--- begin LISTED RECORDS ---
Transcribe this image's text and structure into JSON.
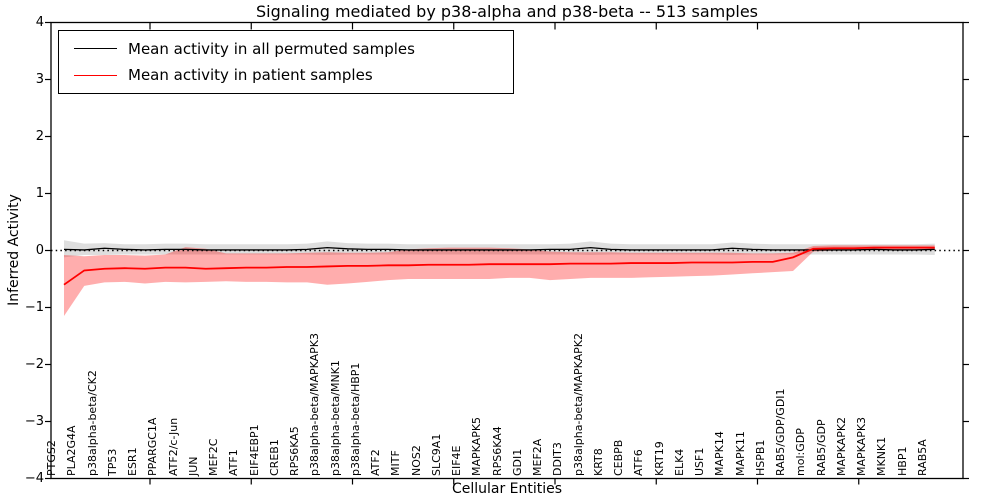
{
  "chart_data": {
    "type": "line",
    "title": "Signaling mediated by p38-alpha and p38-beta -- 513 samples",
    "xlabel": "Cellular Entities",
    "ylabel": "Inferred Activity",
    "ylim": [
      -4,
      4
    ],
    "yticks": [
      -4,
      -3,
      -2,
      -1,
      0,
      1,
      2,
      3,
      4
    ],
    "grid": false,
    "legend_position": "upper left",
    "zero_line": {
      "value": 0,
      "style": "dotted",
      "color": "#000000"
    },
    "categories": [
      "PTGS2",
      "PLA2G4A",
      "p38alpha-beta/CK2",
      "TP53",
      "ESR1",
      "PPARGC1A",
      "ATF2/c-Jun",
      "JUN",
      "MEF2C",
      "ATF1",
      "EIF4EBP1",
      "CREB1",
      "RPS6KA5",
      "p38alpha-beta/MAPKAPK3",
      "p38alpha-beta/MNK1",
      "p38alpha-beta/HBP1",
      "ATF2",
      "MITF",
      "NOS2",
      "SLC9A1",
      "EIF4E",
      "MAPKAPK5",
      "RPS6KA4",
      "GDI1",
      "MEF2A",
      "DDIT3",
      "p38alpha-beta/MAPKAPK2",
      "KRT8",
      "CEBPB",
      "ATF6",
      "KRT19",
      "ELK4",
      "USF1",
      "MAPK14",
      "MAPK11",
      "HSPB1",
      "RAB5/GDP/GDI1",
      "mol:GDP",
      "RAB5/GDP",
      "MAPKAPK2",
      "MAPKAPK3",
      "MKNK1",
      "HBP1",
      "RAB5A"
    ],
    "series": [
      {
        "name": "Mean activity in all permuted samples",
        "color": "#000000",
        "band_color": "rgba(0,0,0,0.13)",
        "values": [
          0.02,
          0.01,
          0.04,
          0.02,
          0.01,
          0.02,
          0.02,
          0.01,
          0.01,
          0.01,
          0.01,
          0.01,
          0.02,
          0.05,
          0.03,
          0.02,
          0.02,
          0.01,
          0.01,
          0.01,
          0.01,
          0.01,
          0.01,
          0.01,
          0.02,
          0.02,
          0.05,
          0.02,
          0.01,
          0.01,
          0.01,
          0.01,
          0.01,
          0.04,
          0.02,
          0.01,
          0.01,
          0.01,
          0.01,
          0.01,
          0.02,
          0.01,
          0.01,
          0.02
        ],
        "band_upper": [
          0.18,
          0.12,
          0.13,
          0.11,
          0.11,
          0.12,
          0.12,
          0.11,
          0.11,
          0.11,
          0.11,
          0.11,
          0.12,
          0.16,
          0.13,
          0.12,
          0.12,
          0.11,
          0.11,
          0.11,
          0.11,
          0.11,
          0.11,
          0.11,
          0.11,
          0.12,
          0.16,
          0.12,
          0.11,
          0.11,
          0.11,
          0.11,
          0.11,
          0.14,
          0.12,
          0.11,
          0.11,
          0.11,
          0.11,
          0.11,
          0.11,
          0.11,
          0.11,
          0.12
        ],
        "band_lower": [
          -0.12,
          -0.08,
          -0.08,
          -0.07,
          -0.07,
          -0.07,
          -0.07,
          -0.07,
          -0.07,
          -0.07,
          -0.07,
          -0.07,
          -0.07,
          -0.08,
          -0.07,
          -0.07,
          -0.07,
          -0.07,
          -0.07,
          -0.07,
          -0.07,
          -0.07,
          -0.07,
          -0.07,
          -0.07,
          -0.07,
          -0.08,
          -0.07,
          -0.07,
          -0.07,
          -0.07,
          -0.07,
          -0.07,
          -0.08,
          -0.07,
          -0.07,
          -0.07,
          -0.07,
          -0.07,
          -0.07,
          -0.07,
          -0.07,
          -0.07,
          -0.08
        ]
      },
      {
        "name": "Mean activity in patient samples",
        "color": "#ff0000",
        "band_color": "rgba(255,0,0,0.32)",
        "values": [
          -0.6,
          -0.35,
          -0.32,
          -0.31,
          -0.32,
          -0.3,
          -0.3,
          -0.32,
          -0.31,
          -0.3,
          -0.3,
          -0.29,
          -0.29,
          -0.28,
          -0.27,
          -0.27,
          -0.26,
          -0.26,
          -0.25,
          -0.25,
          -0.25,
          -0.24,
          -0.24,
          -0.24,
          -0.24,
          -0.23,
          -0.23,
          -0.23,
          -0.22,
          -0.22,
          -0.22,
          -0.21,
          -0.21,
          -0.21,
          -0.2,
          -0.2,
          -0.12,
          0.03,
          0.04,
          0.04,
          0.05,
          0.05,
          0.05,
          0.05
        ],
        "band_upper": [
          -0.08,
          -0.1,
          -0.08,
          -0.08,
          -0.09,
          -0.07,
          0.06,
          0.03,
          -0.05,
          -0.05,
          -0.05,
          -0.05,
          -0.04,
          -0.03,
          -0.04,
          -0.04,
          -0.03,
          0.02,
          0.04,
          0.05,
          0.05,
          0.05,
          0.04,
          0.02,
          -0.02,
          -0.03,
          -0.03,
          -0.03,
          -0.04,
          -0.04,
          -0.04,
          -0.04,
          -0.04,
          -0.04,
          -0.05,
          -0.05,
          -0.04,
          0.08,
          0.09,
          0.09,
          0.09,
          0.09,
          0.09,
          0.09
        ],
        "band_lower": [
          -1.15,
          -0.62,
          -0.56,
          -0.55,
          -0.58,
          -0.55,
          -0.56,
          -0.55,
          -0.54,
          -0.55,
          -0.55,
          -0.56,
          -0.56,
          -0.6,
          -0.58,
          -0.55,
          -0.52,
          -0.5,
          -0.5,
          -0.5,
          -0.5,
          -0.5,
          -0.48,
          -0.48,
          -0.52,
          -0.5,
          -0.48,
          -0.48,
          -0.48,
          -0.47,
          -0.46,
          -0.45,
          -0.44,
          -0.42,
          -0.4,
          -0.38,
          -0.36,
          -0.02,
          0.0,
          0.0,
          0.01,
          0.01,
          0.01,
          0.01
        ]
      }
    ]
  }
}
--- end LISTED RECORDS ---
◆ **EXERCISE AIM**
From start to finish, output the listing exactly, but omit its pictures.

◆ **COMPLETE RESPONSE**
Transcribe this image's text and structure into JSON.
{
  "chart_data": {
    "type": "line",
    "title": "Signaling mediated by p38-alpha and p38-beta -- 513 samples",
    "xlabel": "Cellular Entities",
    "ylabel": "Inferred Activity",
    "ylim": [
      -4,
      4
    ],
    "yticks": [
      -4,
      -3,
      -2,
      -1,
      0,
      1,
      2,
      3,
      4
    ],
    "grid": false,
    "legend_position": "upper left",
    "zero_line": {
      "value": 0,
      "style": "dotted",
      "color": "#000000"
    },
    "categories": [
      "PTGS2",
      "PLA2G4A",
      "p38alpha-beta/CK2",
      "TP53",
      "ESR1",
      "PPARGC1A",
      "ATF2/c-Jun",
      "JUN",
      "MEF2C",
      "ATF1",
      "EIF4EBP1",
      "CREB1",
      "RPS6KA5",
      "p38alpha-beta/MAPKAPK3",
      "p38alpha-beta/MNK1",
      "p38alpha-beta/HBP1",
      "ATF2",
      "MITF",
      "NOS2",
      "SLC9A1",
      "EIF4E",
      "MAPKAPK5",
      "RPS6KA4",
      "GDI1",
      "MEF2A",
      "DDIT3",
      "p38alpha-beta/MAPKAPK2",
      "KRT8",
      "CEBPB",
      "ATF6",
      "KRT19",
      "ELK4",
      "USF1",
      "MAPK14",
      "MAPK11",
      "HSPB1",
      "RAB5/GDP/GDI1",
      "mol:GDP",
      "RAB5/GDP",
      "MAPKAPK2",
      "MAPKAPK3",
      "MKNK1",
      "HBP1",
      "RAB5A"
    ],
    "series": [
      {
        "name": "Mean activity in all permuted samples",
        "color": "#000000",
        "band_color": "rgba(0,0,0,0.13)",
        "values": [
          0.02,
          0.01,
          0.04,
          0.02,
          0.01,
          0.02,
          0.02,
          0.01,
          0.01,
          0.01,
          0.01,
          0.01,
          0.02,
          0.05,
          0.03,
          0.02,
          0.02,
          0.01,
          0.01,
          0.01,
          0.01,
          0.01,
          0.01,
          0.01,
          0.02,
          0.02,
          0.05,
          0.02,
          0.01,
          0.01,
          0.01,
          0.01,
          0.01,
          0.04,
          0.02,
          0.01,
          0.01,
          0.01,
          0.01,
          0.01,
          0.02,
          0.01,
          0.01,
          0.02
        ],
        "band_upper": [
          0.18,
          0.12,
          0.13,
          0.11,
          0.11,
          0.12,
          0.12,
          0.11,
          0.11,
          0.11,
          0.11,
          0.11,
          0.12,
          0.16,
          0.13,
          0.12,
          0.12,
          0.11,
          0.11,
          0.11,
          0.11,
          0.11,
          0.11,
          0.11,
          0.11,
          0.12,
          0.16,
          0.12,
          0.11,
          0.11,
          0.11,
          0.11,
          0.11,
          0.14,
          0.12,
          0.11,
          0.11,
          0.11,
          0.11,
          0.11,
          0.11,
          0.11,
          0.11,
          0.12
        ],
        "band_lower": [
          -0.12,
          -0.08,
          -0.08,
          -0.07,
          -0.07,
          -0.07,
          -0.07,
          -0.07,
          -0.07,
          -0.07,
          -0.07,
          -0.07,
          -0.07,
          -0.08,
          -0.07,
          -0.07,
          -0.07,
          -0.07,
          -0.07,
          -0.07,
          -0.07,
          -0.07,
          -0.07,
          -0.07,
          -0.07,
          -0.07,
          -0.08,
          -0.07,
          -0.07,
          -0.07,
          -0.07,
          -0.07,
          -0.07,
          -0.08,
          -0.07,
          -0.07,
          -0.07,
          -0.07,
          -0.07,
          -0.07,
          -0.07,
          -0.07,
          -0.07,
          -0.08
        ]
      },
      {
        "name": "Mean activity in patient samples",
        "color": "#ff0000",
        "band_color": "rgba(255,0,0,0.32)",
        "values": [
          -0.6,
          -0.35,
          -0.32,
          -0.31,
          -0.32,
          -0.3,
          -0.3,
          -0.32,
          -0.31,
          -0.3,
          -0.3,
          -0.29,
          -0.29,
          -0.28,
          -0.27,
          -0.27,
          -0.26,
          -0.26,
          -0.25,
          -0.25,
          -0.25,
          -0.24,
          -0.24,
          -0.24,
          -0.24,
          -0.23,
          -0.23,
          -0.23,
          -0.22,
          -0.22,
          -0.22,
          -0.21,
          -0.21,
          -0.21,
          -0.2,
          -0.2,
          -0.12,
          0.03,
          0.04,
          0.04,
          0.05,
          0.05,
          0.05,
          0.05
        ],
        "band_upper": [
          -0.08,
          -0.1,
          -0.08,
          -0.08,
          -0.09,
          -0.07,
          0.06,
          0.03,
          -0.05,
          -0.05,
          -0.05,
          -0.05,
          -0.04,
          -0.03,
          -0.04,
          -0.04,
          -0.03,
          0.02,
          0.04,
          0.05,
          0.05,
          0.05,
          0.04,
          0.02,
          -0.02,
          -0.03,
          -0.03,
          -0.03,
          -0.04,
          -0.04,
          -0.04,
          -0.04,
          -0.04,
          -0.04,
          -0.05,
          -0.05,
          -0.04,
          0.08,
          0.09,
          0.09,
          0.09,
          0.09,
          0.09,
          0.09
        ],
        "band_lower": [
          -1.15,
          -0.62,
          -0.56,
          -0.55,
          -0.58,
          -0.55,
          -0.56,
          -0.55,
          -0.54,
          -0.55,
          -0.55,
          -0.56,
          -0.56,
          -0.6,
          -0.58,
          -0.55,
          -0.52,
          -0.5,
          -0.5,
          -0.5,
          -0.5,
          -0.5,
          -0.48,
          -0.48,
          -0.52,
          -0.5,
          -0.48,
          -0.48,
          -0.48,
          -0.47,
          -0.46,
          -0.45,
          -0.44,
          -0.42,
          -0.4,
          -0.38,
          -0.36,
          -0.02,
          0.0,
          0.0,
          0.01,
          0.01,
          0.01,
          0.01
        ]
      }
    ]
  }
}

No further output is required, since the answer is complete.